Look through the lines below and state how many hold the word "LITTLE". Write only the number.
++++
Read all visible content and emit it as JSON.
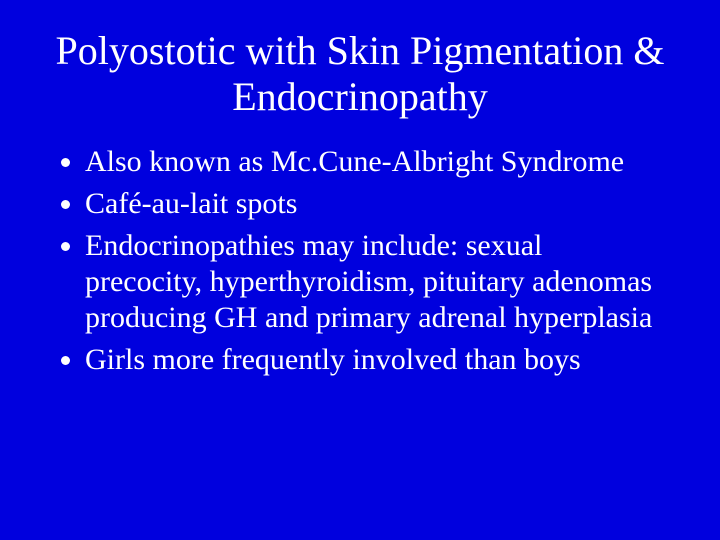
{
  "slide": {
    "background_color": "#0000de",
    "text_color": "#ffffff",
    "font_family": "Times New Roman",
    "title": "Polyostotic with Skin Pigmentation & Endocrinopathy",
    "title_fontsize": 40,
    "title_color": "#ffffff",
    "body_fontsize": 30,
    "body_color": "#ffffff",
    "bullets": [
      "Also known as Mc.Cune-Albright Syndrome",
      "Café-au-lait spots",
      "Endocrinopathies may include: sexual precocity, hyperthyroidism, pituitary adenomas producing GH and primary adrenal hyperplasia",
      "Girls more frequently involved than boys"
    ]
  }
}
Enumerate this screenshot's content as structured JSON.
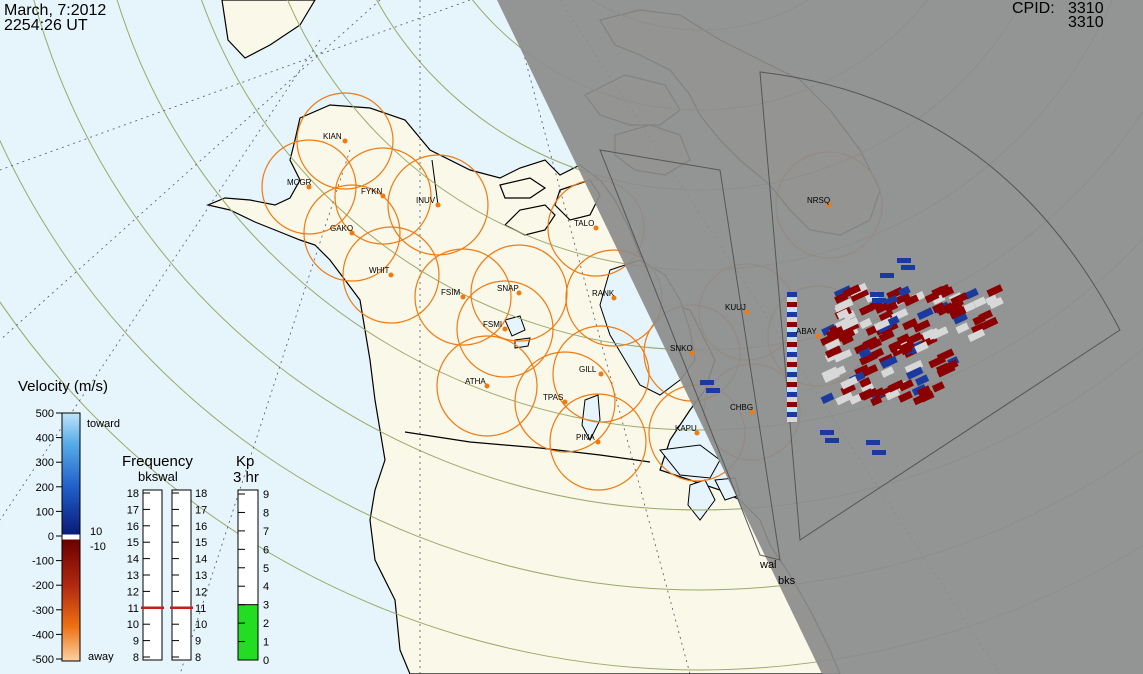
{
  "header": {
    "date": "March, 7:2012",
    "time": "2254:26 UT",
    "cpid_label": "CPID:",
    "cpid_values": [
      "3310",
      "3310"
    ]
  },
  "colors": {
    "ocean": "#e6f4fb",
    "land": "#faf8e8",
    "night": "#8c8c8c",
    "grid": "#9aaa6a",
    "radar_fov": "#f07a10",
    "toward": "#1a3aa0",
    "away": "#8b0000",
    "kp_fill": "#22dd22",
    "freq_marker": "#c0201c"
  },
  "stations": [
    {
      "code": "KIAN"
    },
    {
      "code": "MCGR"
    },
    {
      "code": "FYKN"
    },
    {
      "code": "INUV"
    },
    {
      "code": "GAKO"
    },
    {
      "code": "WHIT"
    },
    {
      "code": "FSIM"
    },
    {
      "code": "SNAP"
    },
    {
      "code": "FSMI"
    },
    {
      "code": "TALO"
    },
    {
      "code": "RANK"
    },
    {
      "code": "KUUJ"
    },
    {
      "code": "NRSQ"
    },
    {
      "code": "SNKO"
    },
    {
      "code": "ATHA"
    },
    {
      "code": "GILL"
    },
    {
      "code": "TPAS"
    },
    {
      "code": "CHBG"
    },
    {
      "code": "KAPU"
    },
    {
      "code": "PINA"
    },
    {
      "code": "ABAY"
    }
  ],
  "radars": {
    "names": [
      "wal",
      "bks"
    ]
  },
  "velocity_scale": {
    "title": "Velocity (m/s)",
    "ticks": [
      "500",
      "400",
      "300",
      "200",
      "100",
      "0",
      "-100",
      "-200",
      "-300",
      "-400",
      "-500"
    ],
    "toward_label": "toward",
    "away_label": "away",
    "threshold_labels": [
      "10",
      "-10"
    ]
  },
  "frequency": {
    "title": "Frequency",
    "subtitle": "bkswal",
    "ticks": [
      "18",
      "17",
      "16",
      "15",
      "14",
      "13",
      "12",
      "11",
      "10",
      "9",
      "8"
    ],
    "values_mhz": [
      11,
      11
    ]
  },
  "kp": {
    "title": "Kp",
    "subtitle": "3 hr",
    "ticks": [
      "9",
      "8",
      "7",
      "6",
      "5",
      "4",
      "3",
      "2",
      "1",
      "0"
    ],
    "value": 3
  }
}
++++
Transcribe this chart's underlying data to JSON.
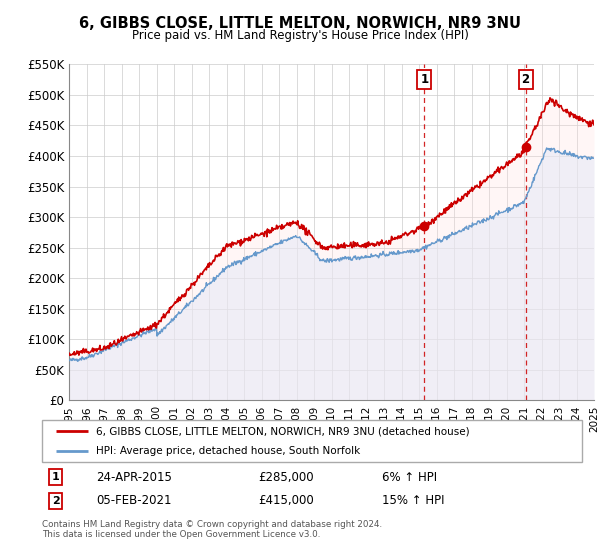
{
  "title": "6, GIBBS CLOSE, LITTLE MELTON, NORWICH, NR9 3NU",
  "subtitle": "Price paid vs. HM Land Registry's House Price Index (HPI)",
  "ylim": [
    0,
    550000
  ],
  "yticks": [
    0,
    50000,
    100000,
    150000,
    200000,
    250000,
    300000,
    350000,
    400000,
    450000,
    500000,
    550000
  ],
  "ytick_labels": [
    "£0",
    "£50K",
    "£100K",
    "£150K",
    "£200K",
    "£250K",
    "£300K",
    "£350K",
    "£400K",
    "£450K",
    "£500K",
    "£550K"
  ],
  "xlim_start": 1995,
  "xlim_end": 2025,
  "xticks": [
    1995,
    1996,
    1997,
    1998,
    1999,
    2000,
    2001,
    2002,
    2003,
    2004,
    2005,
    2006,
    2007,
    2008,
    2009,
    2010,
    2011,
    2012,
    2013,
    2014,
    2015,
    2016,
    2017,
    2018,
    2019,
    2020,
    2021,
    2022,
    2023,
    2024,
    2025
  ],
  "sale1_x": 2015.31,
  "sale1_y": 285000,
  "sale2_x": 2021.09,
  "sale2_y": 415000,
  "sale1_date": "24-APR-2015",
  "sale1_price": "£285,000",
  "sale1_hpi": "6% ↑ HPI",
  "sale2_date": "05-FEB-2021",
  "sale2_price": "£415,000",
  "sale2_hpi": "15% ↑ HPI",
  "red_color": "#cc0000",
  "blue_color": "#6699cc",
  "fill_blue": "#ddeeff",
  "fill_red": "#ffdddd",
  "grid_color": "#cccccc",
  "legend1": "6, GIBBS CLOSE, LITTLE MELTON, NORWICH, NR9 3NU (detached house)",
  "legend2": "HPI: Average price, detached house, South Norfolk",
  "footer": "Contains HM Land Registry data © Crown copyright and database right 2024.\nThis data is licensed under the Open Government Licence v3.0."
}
++++
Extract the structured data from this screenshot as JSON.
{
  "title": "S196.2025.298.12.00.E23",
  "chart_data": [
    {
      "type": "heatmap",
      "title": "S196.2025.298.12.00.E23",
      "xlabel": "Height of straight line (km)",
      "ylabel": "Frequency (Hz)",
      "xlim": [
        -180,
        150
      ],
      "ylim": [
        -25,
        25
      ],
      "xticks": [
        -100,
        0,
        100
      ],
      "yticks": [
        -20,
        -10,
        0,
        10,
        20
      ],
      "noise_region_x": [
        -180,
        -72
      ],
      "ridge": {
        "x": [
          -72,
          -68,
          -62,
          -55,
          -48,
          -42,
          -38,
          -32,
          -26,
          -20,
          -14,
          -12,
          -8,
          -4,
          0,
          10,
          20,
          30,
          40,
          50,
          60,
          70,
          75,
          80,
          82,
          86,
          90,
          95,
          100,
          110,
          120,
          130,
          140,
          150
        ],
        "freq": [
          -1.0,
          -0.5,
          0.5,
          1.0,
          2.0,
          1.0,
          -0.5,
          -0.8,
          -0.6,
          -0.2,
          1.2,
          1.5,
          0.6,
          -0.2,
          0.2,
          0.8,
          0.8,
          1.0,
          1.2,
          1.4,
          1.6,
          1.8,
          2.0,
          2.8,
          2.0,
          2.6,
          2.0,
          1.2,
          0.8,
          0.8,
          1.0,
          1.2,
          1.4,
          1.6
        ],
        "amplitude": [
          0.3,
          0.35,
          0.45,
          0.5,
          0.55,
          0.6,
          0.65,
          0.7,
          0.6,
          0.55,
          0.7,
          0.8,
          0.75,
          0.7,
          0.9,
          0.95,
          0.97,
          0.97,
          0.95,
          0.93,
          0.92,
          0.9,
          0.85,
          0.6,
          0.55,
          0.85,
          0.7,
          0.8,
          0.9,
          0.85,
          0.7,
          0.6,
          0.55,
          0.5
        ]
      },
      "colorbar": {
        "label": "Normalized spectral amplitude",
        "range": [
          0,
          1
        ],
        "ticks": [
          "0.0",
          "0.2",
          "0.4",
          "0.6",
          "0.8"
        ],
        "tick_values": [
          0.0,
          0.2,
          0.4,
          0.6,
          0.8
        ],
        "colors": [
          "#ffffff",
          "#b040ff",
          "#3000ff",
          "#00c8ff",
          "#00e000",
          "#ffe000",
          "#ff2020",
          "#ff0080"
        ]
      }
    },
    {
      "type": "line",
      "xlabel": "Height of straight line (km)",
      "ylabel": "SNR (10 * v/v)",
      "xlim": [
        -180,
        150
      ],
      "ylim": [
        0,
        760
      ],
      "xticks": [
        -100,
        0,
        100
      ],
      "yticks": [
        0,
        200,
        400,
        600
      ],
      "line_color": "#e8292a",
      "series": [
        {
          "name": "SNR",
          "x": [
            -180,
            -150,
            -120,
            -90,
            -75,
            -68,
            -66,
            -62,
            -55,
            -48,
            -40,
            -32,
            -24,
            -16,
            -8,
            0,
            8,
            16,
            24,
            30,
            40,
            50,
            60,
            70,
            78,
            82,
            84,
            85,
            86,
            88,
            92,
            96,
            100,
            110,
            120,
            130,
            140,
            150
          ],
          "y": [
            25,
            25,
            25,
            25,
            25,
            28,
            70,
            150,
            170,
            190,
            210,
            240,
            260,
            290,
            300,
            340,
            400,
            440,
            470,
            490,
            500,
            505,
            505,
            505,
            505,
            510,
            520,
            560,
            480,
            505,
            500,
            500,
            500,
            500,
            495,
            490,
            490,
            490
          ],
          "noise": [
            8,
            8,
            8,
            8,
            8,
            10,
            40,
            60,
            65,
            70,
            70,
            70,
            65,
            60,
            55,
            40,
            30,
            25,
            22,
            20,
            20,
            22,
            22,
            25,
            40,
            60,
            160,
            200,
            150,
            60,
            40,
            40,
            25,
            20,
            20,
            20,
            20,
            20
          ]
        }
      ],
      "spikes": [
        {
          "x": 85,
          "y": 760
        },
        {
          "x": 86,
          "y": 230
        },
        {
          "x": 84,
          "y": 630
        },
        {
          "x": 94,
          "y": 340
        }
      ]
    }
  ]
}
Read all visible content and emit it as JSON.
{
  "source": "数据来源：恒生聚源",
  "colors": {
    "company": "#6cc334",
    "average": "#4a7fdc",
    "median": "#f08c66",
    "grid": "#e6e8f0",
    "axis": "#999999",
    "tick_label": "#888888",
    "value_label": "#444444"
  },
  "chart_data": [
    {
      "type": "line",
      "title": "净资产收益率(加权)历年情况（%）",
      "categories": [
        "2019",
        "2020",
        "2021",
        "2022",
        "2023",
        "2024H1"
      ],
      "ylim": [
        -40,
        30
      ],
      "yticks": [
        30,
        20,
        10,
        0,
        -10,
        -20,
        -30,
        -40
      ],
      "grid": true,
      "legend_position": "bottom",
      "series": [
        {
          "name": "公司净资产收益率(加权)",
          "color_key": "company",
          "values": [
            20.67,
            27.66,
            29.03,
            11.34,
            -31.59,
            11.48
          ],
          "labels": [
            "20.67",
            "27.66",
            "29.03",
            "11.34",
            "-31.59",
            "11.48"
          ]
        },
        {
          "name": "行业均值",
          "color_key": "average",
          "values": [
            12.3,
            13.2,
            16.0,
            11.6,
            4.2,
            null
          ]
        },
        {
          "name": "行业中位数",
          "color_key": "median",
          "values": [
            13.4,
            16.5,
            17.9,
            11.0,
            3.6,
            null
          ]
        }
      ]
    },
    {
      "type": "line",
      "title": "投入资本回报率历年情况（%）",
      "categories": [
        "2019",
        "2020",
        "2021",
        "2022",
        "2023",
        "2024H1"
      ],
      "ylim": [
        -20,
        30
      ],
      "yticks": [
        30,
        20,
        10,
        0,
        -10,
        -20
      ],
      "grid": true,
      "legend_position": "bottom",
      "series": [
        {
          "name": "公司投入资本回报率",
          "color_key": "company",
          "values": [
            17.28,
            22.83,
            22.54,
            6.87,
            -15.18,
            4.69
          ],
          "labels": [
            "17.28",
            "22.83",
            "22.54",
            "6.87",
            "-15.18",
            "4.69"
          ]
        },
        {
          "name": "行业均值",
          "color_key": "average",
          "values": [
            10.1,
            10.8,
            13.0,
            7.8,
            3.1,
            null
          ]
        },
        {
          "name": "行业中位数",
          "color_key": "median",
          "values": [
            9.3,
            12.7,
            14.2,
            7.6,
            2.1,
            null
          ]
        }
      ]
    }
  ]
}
++++
* _Exercise result_: 2